What the exercise asks. Return all lines where the word "gros" can be found.

Excerpted data.

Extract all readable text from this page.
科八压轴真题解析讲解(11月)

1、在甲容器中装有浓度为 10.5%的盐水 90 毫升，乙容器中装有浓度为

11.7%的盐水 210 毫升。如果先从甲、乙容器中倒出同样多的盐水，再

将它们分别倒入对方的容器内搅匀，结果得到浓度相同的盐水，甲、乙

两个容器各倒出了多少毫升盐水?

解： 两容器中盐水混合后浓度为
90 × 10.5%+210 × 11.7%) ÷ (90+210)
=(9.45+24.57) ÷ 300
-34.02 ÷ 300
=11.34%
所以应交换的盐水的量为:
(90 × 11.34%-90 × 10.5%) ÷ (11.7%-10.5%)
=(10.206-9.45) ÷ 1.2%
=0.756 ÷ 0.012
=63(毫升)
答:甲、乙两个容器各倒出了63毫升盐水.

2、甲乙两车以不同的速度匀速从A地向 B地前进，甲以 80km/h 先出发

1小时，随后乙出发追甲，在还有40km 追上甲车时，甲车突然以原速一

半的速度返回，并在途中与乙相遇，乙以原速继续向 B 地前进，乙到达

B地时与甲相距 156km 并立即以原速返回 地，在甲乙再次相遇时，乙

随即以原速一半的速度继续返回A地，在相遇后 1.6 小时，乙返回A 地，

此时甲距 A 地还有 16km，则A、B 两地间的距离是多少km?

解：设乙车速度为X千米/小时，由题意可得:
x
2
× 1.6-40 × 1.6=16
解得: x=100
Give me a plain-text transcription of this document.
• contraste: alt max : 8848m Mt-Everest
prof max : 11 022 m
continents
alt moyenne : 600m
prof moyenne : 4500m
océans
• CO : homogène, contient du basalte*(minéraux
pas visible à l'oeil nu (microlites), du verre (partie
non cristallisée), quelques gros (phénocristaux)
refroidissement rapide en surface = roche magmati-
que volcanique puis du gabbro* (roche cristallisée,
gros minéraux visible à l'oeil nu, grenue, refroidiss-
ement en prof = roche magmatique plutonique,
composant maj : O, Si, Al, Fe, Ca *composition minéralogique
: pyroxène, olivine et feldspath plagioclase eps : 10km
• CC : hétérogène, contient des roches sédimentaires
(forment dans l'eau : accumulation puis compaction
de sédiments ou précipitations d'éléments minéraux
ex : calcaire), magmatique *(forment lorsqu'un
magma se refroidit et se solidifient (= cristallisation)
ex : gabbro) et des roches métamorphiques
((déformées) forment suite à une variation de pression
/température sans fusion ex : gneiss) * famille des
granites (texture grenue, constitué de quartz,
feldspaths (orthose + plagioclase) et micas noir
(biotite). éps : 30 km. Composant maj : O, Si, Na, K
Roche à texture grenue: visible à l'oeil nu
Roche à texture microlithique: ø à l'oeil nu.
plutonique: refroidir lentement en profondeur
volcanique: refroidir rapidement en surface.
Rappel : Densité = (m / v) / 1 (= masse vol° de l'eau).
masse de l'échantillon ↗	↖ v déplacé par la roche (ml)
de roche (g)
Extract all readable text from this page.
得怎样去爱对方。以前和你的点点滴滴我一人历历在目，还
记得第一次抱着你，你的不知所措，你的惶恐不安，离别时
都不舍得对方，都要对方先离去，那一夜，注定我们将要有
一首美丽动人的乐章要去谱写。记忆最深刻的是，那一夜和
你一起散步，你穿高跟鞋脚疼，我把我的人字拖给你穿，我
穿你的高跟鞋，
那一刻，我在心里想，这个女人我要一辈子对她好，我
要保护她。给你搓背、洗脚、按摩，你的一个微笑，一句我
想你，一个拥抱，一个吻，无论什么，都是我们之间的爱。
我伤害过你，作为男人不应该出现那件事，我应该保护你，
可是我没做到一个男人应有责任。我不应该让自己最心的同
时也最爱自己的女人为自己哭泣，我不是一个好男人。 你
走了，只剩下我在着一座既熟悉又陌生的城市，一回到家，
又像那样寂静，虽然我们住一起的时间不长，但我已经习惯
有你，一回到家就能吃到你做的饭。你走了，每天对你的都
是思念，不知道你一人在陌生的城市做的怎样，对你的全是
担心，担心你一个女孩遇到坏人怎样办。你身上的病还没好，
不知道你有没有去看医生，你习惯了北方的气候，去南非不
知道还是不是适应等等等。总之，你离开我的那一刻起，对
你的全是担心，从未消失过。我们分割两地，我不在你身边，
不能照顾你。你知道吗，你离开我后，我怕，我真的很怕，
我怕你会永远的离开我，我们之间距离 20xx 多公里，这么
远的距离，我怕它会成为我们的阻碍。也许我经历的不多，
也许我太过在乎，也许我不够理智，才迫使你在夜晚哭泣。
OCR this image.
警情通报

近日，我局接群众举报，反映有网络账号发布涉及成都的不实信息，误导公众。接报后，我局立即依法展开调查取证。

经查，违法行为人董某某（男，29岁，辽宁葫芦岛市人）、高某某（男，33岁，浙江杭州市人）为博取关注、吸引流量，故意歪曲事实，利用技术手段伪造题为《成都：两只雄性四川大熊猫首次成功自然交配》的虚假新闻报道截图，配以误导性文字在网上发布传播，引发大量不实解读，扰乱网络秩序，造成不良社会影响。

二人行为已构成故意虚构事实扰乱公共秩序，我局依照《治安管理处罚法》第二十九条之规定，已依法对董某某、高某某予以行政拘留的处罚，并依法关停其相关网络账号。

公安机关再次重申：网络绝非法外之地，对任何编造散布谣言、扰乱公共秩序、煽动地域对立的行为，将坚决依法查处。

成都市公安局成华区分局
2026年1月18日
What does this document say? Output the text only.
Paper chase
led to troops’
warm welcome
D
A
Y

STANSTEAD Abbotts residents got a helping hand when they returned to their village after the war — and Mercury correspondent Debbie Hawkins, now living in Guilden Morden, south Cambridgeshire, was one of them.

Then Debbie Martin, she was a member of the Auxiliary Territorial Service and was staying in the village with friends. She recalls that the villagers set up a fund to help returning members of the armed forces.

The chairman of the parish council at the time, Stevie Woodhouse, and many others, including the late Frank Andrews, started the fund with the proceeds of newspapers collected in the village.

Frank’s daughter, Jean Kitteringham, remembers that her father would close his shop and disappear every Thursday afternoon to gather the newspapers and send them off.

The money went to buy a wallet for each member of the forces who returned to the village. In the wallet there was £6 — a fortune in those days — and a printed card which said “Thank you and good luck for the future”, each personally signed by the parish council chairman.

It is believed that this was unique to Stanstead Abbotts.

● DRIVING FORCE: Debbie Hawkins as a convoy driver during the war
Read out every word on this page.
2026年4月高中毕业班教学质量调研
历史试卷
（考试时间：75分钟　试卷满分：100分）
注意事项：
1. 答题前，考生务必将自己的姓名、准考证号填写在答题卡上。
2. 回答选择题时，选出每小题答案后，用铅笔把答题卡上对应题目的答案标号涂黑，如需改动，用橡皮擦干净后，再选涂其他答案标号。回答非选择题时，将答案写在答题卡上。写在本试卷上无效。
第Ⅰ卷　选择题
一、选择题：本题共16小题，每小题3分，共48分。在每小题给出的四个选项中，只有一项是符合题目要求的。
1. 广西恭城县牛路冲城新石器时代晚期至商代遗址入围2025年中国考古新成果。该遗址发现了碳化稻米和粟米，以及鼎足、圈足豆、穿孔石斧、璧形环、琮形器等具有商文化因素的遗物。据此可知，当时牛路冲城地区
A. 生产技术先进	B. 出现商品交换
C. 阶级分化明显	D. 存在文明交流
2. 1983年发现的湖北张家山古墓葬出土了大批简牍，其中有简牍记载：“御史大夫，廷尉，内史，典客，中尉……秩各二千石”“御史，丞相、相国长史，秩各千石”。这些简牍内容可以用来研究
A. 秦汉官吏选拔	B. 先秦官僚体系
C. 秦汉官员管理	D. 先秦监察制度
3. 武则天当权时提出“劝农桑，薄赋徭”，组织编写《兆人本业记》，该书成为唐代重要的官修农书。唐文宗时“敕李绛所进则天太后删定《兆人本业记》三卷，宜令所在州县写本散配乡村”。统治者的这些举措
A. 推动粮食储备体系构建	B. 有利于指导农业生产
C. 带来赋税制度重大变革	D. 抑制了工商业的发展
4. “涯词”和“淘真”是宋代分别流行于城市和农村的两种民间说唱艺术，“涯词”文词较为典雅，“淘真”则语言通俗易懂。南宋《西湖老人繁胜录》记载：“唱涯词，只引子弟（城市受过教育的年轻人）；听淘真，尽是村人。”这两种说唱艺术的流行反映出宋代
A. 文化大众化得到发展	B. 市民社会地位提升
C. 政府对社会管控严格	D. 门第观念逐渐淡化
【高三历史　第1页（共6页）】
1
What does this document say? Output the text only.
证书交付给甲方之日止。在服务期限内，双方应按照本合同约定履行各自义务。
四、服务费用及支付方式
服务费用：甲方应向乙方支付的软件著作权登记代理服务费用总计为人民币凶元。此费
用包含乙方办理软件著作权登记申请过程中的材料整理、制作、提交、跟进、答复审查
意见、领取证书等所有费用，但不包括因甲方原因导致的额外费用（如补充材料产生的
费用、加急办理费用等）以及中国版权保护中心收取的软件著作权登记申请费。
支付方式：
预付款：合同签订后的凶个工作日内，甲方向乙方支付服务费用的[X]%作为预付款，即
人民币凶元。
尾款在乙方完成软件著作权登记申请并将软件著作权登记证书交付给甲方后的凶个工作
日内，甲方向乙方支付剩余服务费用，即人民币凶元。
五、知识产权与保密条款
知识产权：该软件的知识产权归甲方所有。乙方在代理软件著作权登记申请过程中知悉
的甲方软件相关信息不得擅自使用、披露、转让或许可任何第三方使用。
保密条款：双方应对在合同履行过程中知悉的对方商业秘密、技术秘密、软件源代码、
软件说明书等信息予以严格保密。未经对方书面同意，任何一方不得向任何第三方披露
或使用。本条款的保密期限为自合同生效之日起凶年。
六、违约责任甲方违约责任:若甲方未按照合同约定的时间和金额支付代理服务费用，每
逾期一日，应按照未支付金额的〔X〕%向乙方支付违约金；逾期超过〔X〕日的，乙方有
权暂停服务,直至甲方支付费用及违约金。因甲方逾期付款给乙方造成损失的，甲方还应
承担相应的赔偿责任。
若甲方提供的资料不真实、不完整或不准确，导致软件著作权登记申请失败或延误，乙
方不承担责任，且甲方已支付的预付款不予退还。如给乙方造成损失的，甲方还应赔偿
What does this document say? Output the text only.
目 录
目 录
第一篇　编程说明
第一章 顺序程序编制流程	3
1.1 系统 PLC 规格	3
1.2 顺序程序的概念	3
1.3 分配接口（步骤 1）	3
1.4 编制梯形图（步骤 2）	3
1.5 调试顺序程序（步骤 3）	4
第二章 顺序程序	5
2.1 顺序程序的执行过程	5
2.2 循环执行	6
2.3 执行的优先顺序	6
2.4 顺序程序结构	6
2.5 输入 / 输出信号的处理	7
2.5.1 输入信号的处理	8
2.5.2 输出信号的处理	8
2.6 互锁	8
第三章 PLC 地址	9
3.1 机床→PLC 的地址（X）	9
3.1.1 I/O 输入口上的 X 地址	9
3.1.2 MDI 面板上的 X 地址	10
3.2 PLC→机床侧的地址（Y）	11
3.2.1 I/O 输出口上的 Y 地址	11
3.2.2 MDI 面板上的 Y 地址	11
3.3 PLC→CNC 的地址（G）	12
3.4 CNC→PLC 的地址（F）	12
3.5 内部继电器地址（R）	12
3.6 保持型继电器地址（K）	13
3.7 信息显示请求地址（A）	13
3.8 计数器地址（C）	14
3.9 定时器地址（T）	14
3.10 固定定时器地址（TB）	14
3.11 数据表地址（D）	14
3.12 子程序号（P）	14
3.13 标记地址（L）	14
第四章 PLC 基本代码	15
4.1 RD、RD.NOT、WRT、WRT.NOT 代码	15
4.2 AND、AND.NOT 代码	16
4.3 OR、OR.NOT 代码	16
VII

Solution to this task.
non cristallisée), quelques gros (phénocristaux)
gros minéraux visible à l'oeil nu, grenue, refroidiss-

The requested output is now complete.